TASK DIRECTIONS >>
Update the World Development Indicators notebook from "# Picks years" up to and including "countryFilter = random.sample(countries, 2)" by changing "yearsFilter" to "selectedYears" throughout that span.

In [3]:
# Data Source: https://www.kaggle.com/worldbank/world-development-indicators
# Folder: 'world-development-indicators'


World Development Indicators



Exploring Data Visualization Using Matplotlib


In [1]:
import pandas as pd
import numpy as np
import random
import matplotlib.pyplot as plt

In [3]:
data = pd.read_csv('./world-development-indicators/Indicators.csv')
data.shape


Out[3]:
(5656458, 6)

In [5]:
countries = data['CountryName'].unique().tolist()
indicators = data['IndicatorName'].unique().tolist()

This is a really large dataset, at least in terms of the number of rows. But with 6 columns, what does this hold?


In [6]:
data.head(2)


Out[6]:
CountryName CountryCode IndicatorName IndicatorCode Year Value
0 Arab World ARB Adolescent fertility rate (births per 1,000 wo... SP.ADO.TFRT 1960 133.560907
1 Arab World ARB Age dependency ratio (% of working-age populat... SP.POP.DPND 1960 87.797601

Looks like it has different indicators for different countries with the year and value of the indicator.

We already saw how the USA's per-capita CO2 production related to other countries, let's see if we can find some more indicators in common between countries.

To have some fun, we've picked countries randomly but then stored our random results so you can rerun it with the same answers.


In [7]:
# Filter 1

# Picks years of choice
yearsFilter = [2010, 2011, 2012, 2013, 2014]

In [8]:
# Filter 2 

# Pick 2 countries randomly
countryFilter = random.sample(countries, 2)

In [9]:
countryFilter


Out[9]:
['Ukraine', 'West Bank and Gaza']

In [10]:
# Filter 3

# Pick 1 Indicator randomly
indicatorsFilter = random.sample(indicators, 1)
indicatorsFilter


Out[10]:
['PNG, bonds (DOD, current US$)']

Problem: We're missing data.

Not all countries have all indicators for all years

To solve this, we'll need to find two countries and two indicators for which we have data over this time range.


In [11]:
filterMesh = (data['CountryName'] == countryFilter[0]) & (data['IndicatorName'].isin(indicatorsFilter)) & (data['Year'].isin(yearsFilter))
country1_data = data.loc[filterMesh]

In [12]:
len(country1_data)


Out[12]:
5

In [13]:
filterMesh = (data['CountryName'] == countryFilter[1]) & (data['IndicatorName'].isin(indicatorsFilter)) & (data['Year'].isin(yearsFilter))
country2_data = data.loc[filterMesh]

In [15]:
len(country2_data)


Out[15]:
0

So let's pick indicators and countries which have data over this time range

The code below will randomly pick countries and indicators until it finds two countries who have data for an indicator over this time frame. We used it to produce the fixed values you see later, feel free to play with this yourself!

DATA EXTRACT >>
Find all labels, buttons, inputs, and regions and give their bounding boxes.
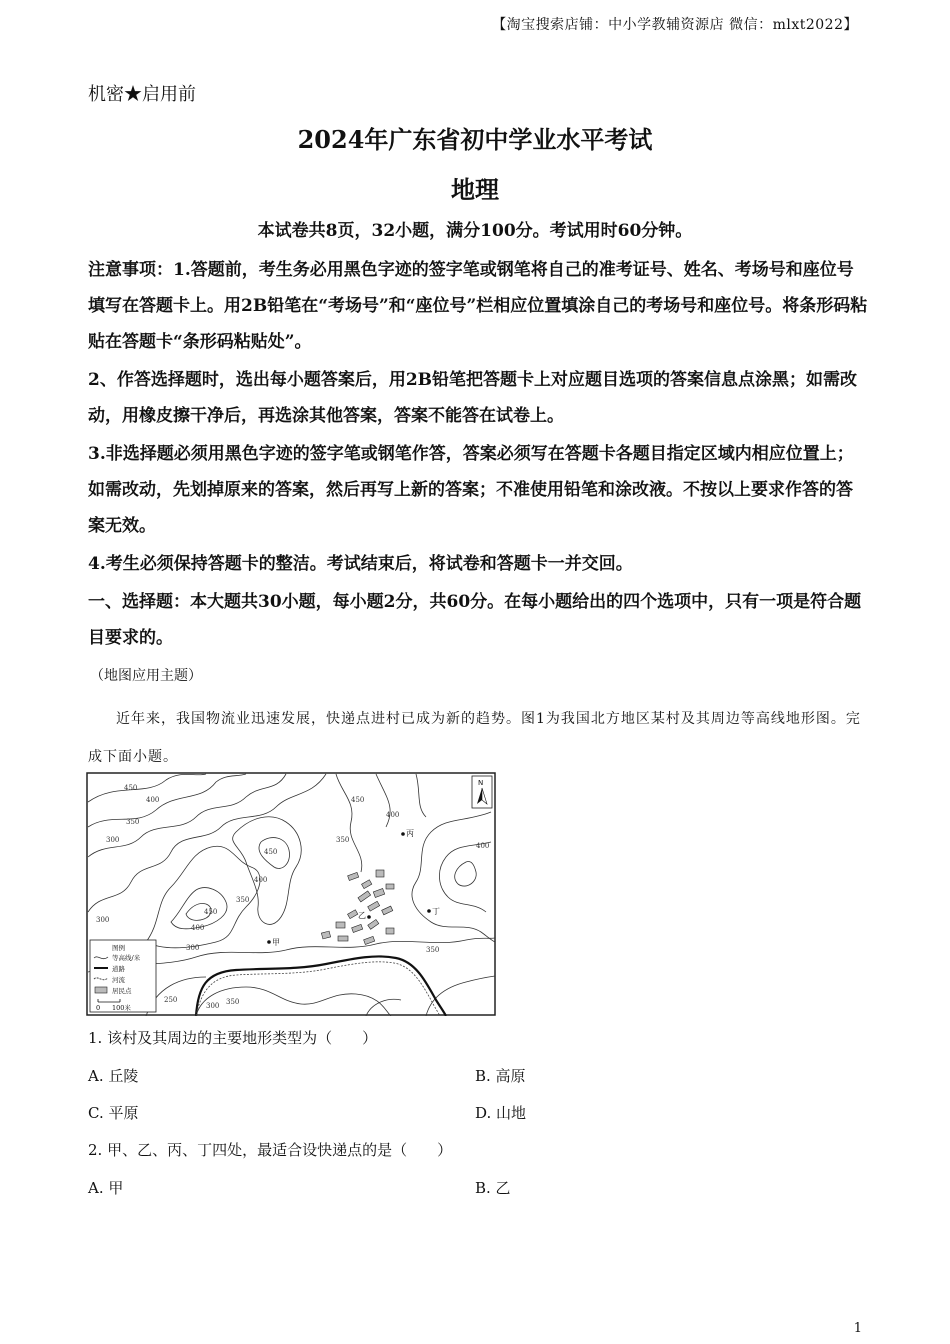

EXERCISE RESULT >>
# Picks years of choice
selectedYears = [2010, 2011, 2012, 2013, 2014]

In [8]:
# Filter 2 

# Pick 2 countries randomly
countryFilter = random.sample(countries, 2)